RECORDS TO USE —
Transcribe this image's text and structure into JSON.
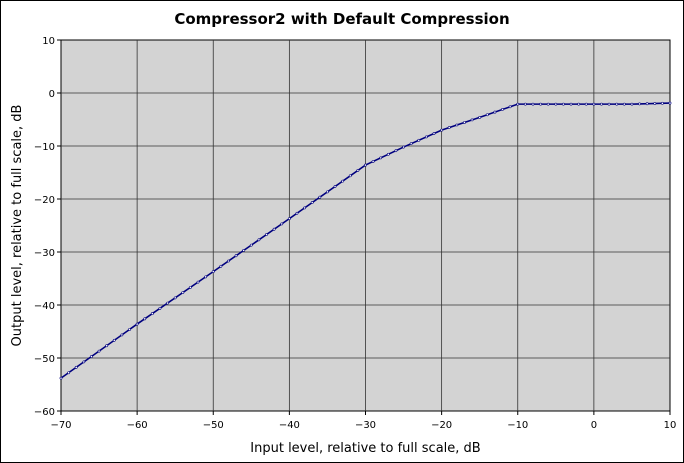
{
  "chart_data": {
    "type": "line",
    "title": "Compressor2 with Default Compression",
    "xlabel": "Input level, relative to full scale, dB",
    "ylabel": "Output level, relative to full scale, dB",
    "xlim": [
      -70,
      10
    ],
    "ylim": [
      -60,
      10
    ],
    "x_ticks": [
      -70,
      -60,
      -50,
      -40,
      -30,
      -20,
      -10,
      0,
      10
    ],
    "y_ticks": [
      10,
      0,
      -10,
      -20,
      -30,
      -40,
      -50,
      -60
    ],
    "x_tick_labels": [
      "−70",
      "−60",
      "−50",
      "−40",
      "−30",
      "−20",
      "−10",
      "0",
      "10"
    ],
    "y_tick_labels": [
      "10",
      "0",
      "−10",
      "−20",
      "−30",
      "−40",
      "−50",
      "−60"
    ],
    "grid": true,
    "legend": "none",
    "plot_background": "#d3d3d3",
    "grid_color": "#333333",
    "series": [
      {
        "color": "#00007f",
        "marker": "dot",
        "x": [
          -70,
          -60,
          -50,
          -40,
          -30,
          -25,
          -20,
          -15,
          -10,
          -5,
          0,
          5,
          10
        ],
        "y": [
          -53.8,
          -43.6,
          -33.7,
          -23.7,
          -13.6,
          -10.2,
          -7.0,
          -4.6,
          -2.1,
          -2.1,
          -2.1,
          -2.1,
          -1.9
        ]
      }
    ]
  }
}
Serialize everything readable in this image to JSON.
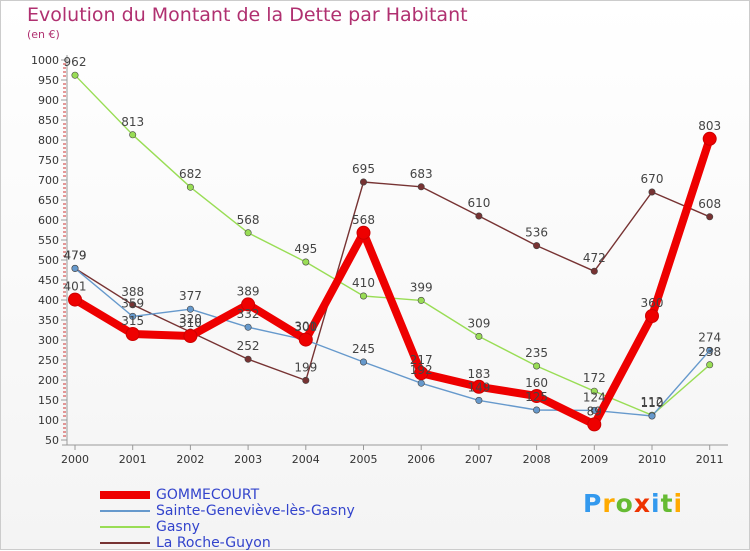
{
  "chart_data": {
    "type": "line",
    "title": "Evolution du Montant de la Dette par Habitant",
    "subtitle": "(en €)",
    "x": [
      "2000",
      "2001",
      "2002",
      "2003",
      "2004",
      "2005",
      "2006",
      "2007",
      "2008",
      "2009",
      "2010",
      "2011"
    ],
    "ylim": [
      50,
      1000
    ],
    "yticks": [
      50,
      100,
      150,
      200,
      250,
      300,
      350,
      400,
      450,
      500,
      550,
      600,
      650,
      700,
      750,
      800,
      850,
      900,
      950,
      1000
    ],
    "grid": false,
    "legend_position": "bottom-left",
    "series": [
      {
        "name": "GOMMECOURT",
        "color": "#ee0000",
        "values": [
          401,
          315,
          310,
          389,
          301,
          568,
          217,
          183,
          160,
          89,
          360,
          803
        ],
        "labels": [
          "401",
          "315",
          "310",
          "389",
          "301",
          "568",
          "217",
          "183",
          "160",
          "89",
          "360",
          "803"
        ]
      },
      {
        "name": "Sainte-Geneviève-lès-Gasny",
        "color": "#6699cc",
        "values": [
          479,
          359,
          377,
          332,
          300,
          245,
          192,
          149,
          125,
          124,
          110,
          274
        ],
        "labels": [
          "479",
          "359",
          "377",
          "332",
          "300",
          "245",
          "192",
          "149",
          "125",
          "124",
          "110",
          "274"
        ]
      },
      {
        "name": "Gasny",
        "color": "#99dd55",
        "values": [
          962,
          813,
          682,
          568,
          495,
          410,
          399,
          309,
          235,
          172,
          112,
          238
        ],
        "labels": [
          "962",
          "813",
          "682",
          "568",
          "495",
          "410",
          "399",
          "309",
          "235",
          "172",
          "112",
          "238"
        ]
      },
      {
        "name": "La Roche-Guyon",
        "color": "#773333",
        "values": [
          479,
          388,
          320,
          252,
          199,
          695,
          683,
          610,
          536,
          472,
          670,
          608
        ],
        "labels": [
          "479",
          "388",
          "320",
          "252",
          "199",
          "695",
          "683",
          "610",
          "536",
          "472",
          "670",
          "608"
        ]
      }
    ]
  },
  "logo": {
    "text": "Proxiti",
    "letters": [
      "P",
      "r",
      "o",
      "x",
      "i",
      "t",
      "i"
    ],
    "colors": [
      "#3399ee",
      "#ffaa00",
      "#66bb33",
      "#ee3300",
      "#3399ee",
      "#66bb33",
      "#ffaa00"
    ]
  }
}
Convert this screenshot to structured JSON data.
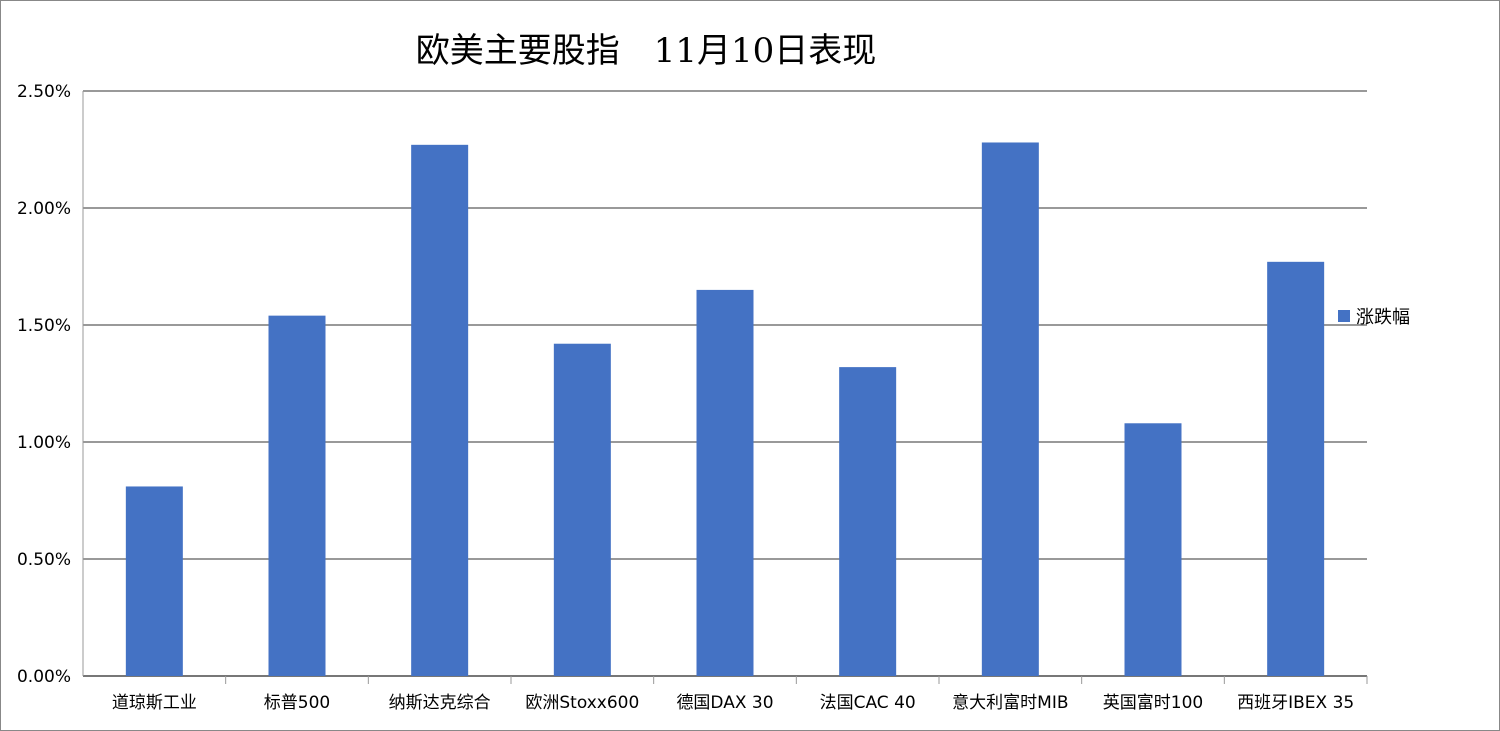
{
  "chart_data": {
    "type": "bar",
    "title": "欧美主要股指　11月10日表现",
    "categories": [
      "道琼斯工业",
      "标普500",
      "纳斯达克综合",
      "欧洲Stoxx600",
      "德国DAX 30",
      "法国CAC 40",
      "意大利富时MIB",
      "英国富时100",
      "西班牙IBEX 35"
    ],
    "series": [
      {
        "name": "涨跌幅",
        "values": [
          0.81,
          1.54,
          2.27,
          1.42,
          1.65,
          1.32,
          2.28,
          1.08,
          1.77
        ],
        "color": "#4472C4"
      }
    ],
    "ylim": [
      0,
      2.5
    ],
    "yticks": [
      "0.00%",
      "0.50%",
      "1.00%",
      "1.50%",
      "2.00%",
      "2.50%"
    ],
    "grid": true,
    "legend": "right"
  }
}
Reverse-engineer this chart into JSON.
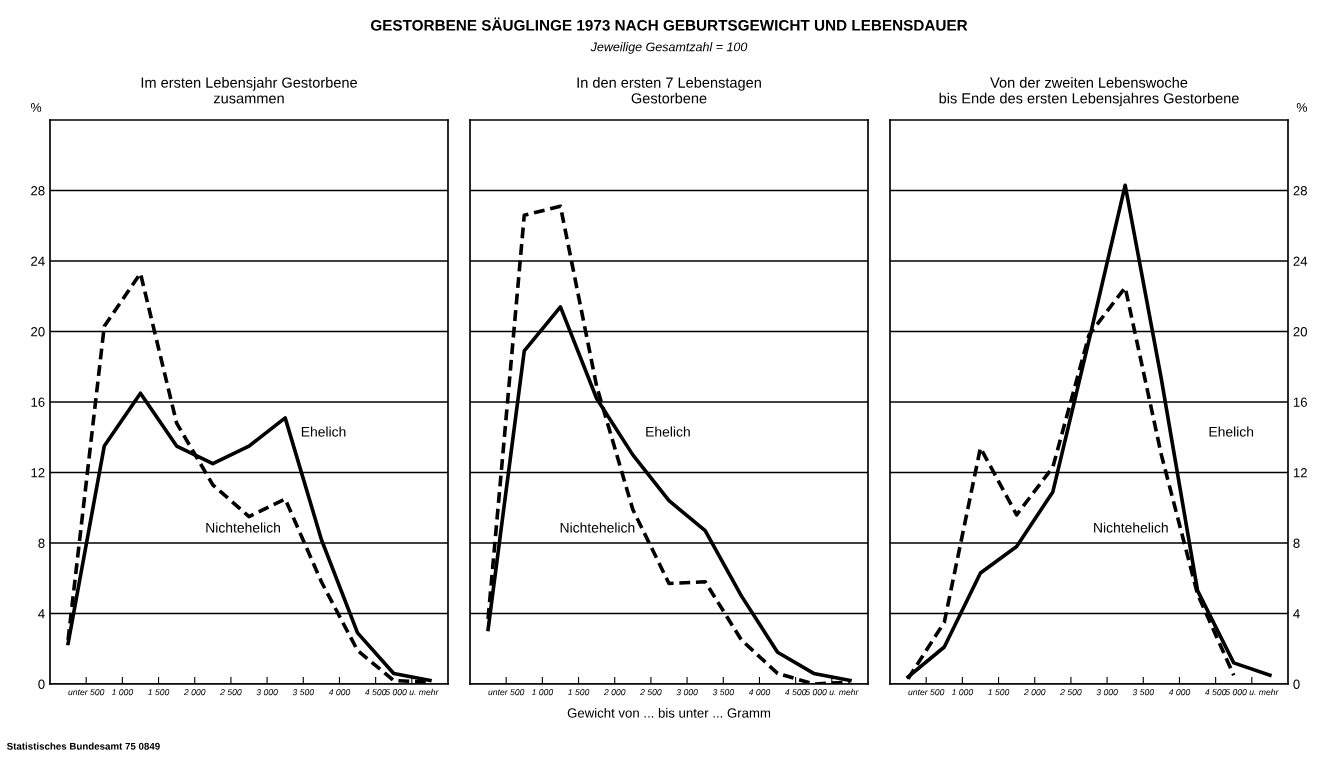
{
  "chart_data": [
    {
      "type": "line",
      "title": "Im ersten Lebensjahr Gestorbene\nzusammen",
      "ylabel": "%",
      "x": [
        250,
        750,
        1250,
        1750,
        2250,
        2750,
        3250,
        3750,
        4250,
        4750,
        5250
      ],
      "xlim": [
        0,
        5500
      ],
      "xticks": [
        {
          "value": 500,
          "label": "unter 500"
        },
        {
          "value": 1000,
          "label": "1 000"
        },
        {
          "value": 1500,
          "label": "1 500"
        },
        {
          "value": 2000,
          "label": "2 000"
        },
        {
          "value": 2500,
          "label": "2 500"
        },
        {
          "value": 3000,
          "label": "3 000"
        },
        {
          "value": 3500,
          "label": "3 500"
        },
        {
          "value": 4000,
          "label": "4 000"
        },
        {
          "value": 4500,
          "label": "4 500"
        },
        {
          "value": 5000,
          "label": "5 000 u. mehr"
        }
      ],
      "ylim": [
        0,
        32
      ],
      "yticks": [
        0,
        4,
        8,
        12,
        16,
        20,
        24,
        28
      ],
      "grid": "y",
      "marker": "none",
      "annotations": [
        "Statistisches Bundesamt 75 0849"
      ],
      "series": [
        {
          "name": "Ehelich",
          "color": "#000000",
          "line_style": "solid",
          "values": [
            2.3,
            13.5,
            16.5,
            13.5,
            12.5,
            13.5,
            15.1,
            8.2,
            2.9,
            0.6,
            0.2
          ]
        },
        {
          "name": "Nichtehelich",
          "color": "#000000",
          "line_style": "dashed",
          "values": [
            2.5,
            20.3,
            23.3,
            14.8,
            11.3,
            9.5,
            10.5,
            5.8,
            1.9,
            0.2,
            0.1
          ]
        }
      ]
    },
    {
      "type": "line",
      "title": "In den ersten 7 Lebenstagen\nGestorbene",
      "xlabel": "Gewicht von ... bis unter ... Gramm",
      "x": [
        250,
        750,
        1250,
        1750,
        2250,
        2750,
        3250,
        3750,
        4250,
        4750,
        5250
      ],
      "xlim": [
        0,
        5500
      ],
      "xticks": [
        {
          "value": 500,
          "label": "unter 500"
        },
        {
          "value": 1000,
          "label": "1 000"
        },
        {
          "value": 1500,
          "label": "1 500"
        },
        {
          "value": 2000,
          "label": "2 000"
        },
        {
          "value": 2500,
          "label": "2 500"
        },
        {
          "value": 3000,
          "label": "3 000"
        },
        {
          "value": 3500,
          "label": "3 500"
        },
        {
          "value": 4000,
          "label": "4 000"
        },
        {
          "value": 4500,
          "label": "4 500"
        },
        {
          "value": 5000,
          "label": "5 000 u. mehr"
        }
      ],
      "ylim": [
        0,
        32
      ],
      "yticks": [
        0,
        4,
        8,
        12,
        16,
        20,
        24,
        28
      ],
      "grid": "y",
      "marker": "none",
      "tick_labels": "x",
      "annotations": [
        "GESTORBENE SÄUGLINGE 1973 NACH GEBURTSGEWICHT UND LEBENSDAUER",
        "Jeweilige Gesamtzahl = 100"
      ],
      "series": [
        {
          "name": "Ehelich",
          "color": "#000000",
          "line_style": "solid",
          "values": [
            3.1,
            18.9,
            21.4,
            16.2,
            13.0,
            10.4,
            8.7,
            5.0,
            1.8,
            0.6,
            0.2
          ]
        },
        {
          "name": "Nichtehelich",
          "color": "#000000",
          "line_style": "dashed",
          "values": [
            3.7,
            26.6,
            27.1,
            16.9,
            9.9,
            5.7,
            5.8,
            2.5,
            0.6,
            0.0,
            0.1
          ]
        }
      ]
    },
    {
      "type": "line",
      "title": "Von der zweiten Lebenswoche\nbis Ende des ersten Lebensjahres Gestorbene",
      "ylabel": "%",
      "x": [
        250,
        750,
        1250,
        1750,
        2250,
        2750,
        3250,
        3750,
        4250,
        4750,
        5250
      ],
      "xlim": [
        0,
        5500
      ],
      "xticks": [
        {
          "value": 500,
          "label": "unter 500"
        },
        {
          "value": 1000,
          "label": "1 000"
        },
        {
          "value": 1500,
          "label": "1 500"
        },
        {
          "value": 2000,
          "label": "2 000"
        },
        {
          "value": 2500,
          "label": "2 500"
        },
        {
          "value": 3000,
          "label": "3 000"
        },
        {
          "value": 3500,
          "label": "3 500"
        },
        {
          "value": 4000,
          "label": "4 000"
        },
        {
          "value": 4500,
          "label": "4 500"
        },
        {
          "value": 5000,
          "label": "5 000 u. mehr"
        }
      ],
      "ylim": [
        0,
        32
      ],
      "yticks": [
        0,
        4,
        8,
        12,
        16,
        20,
        24,
        28
      ],
      "grid": "y",
      "marker": "none",
      "series": [
        {
          "name": "Ehelich",
          "color": "#000000",
          "line_style": "solid",
          "values": [
            0.4,
            2.1,
            6.3,
            7.8,
            10.9,
            19.5,
            28.3,
            17.3,
            5.3,
            1.2,
            0.5
          ]
        },
        {
          "name": "Nichtehelich",
          "color": "#000000",
          "line_style": "dashed",
          "values": [
            0.3,
            3.5,
            13.4,
            9.6,
            12.3,
            19.8,
            22.5,
            13.0,
            5.1,
            0.5,
            null
          ]
        }
      ]
    }
  ]
}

JOB — Isolate each line of the listing above that includes "this". Copy it.

RESULT OF THE EXERCISE —
Transcribe this image's text and structure into JSON.
Serialize everything readable in this image to JSON.
Convert this screenshot to structured JSON data.
Reverse-engineer this chart into JSON.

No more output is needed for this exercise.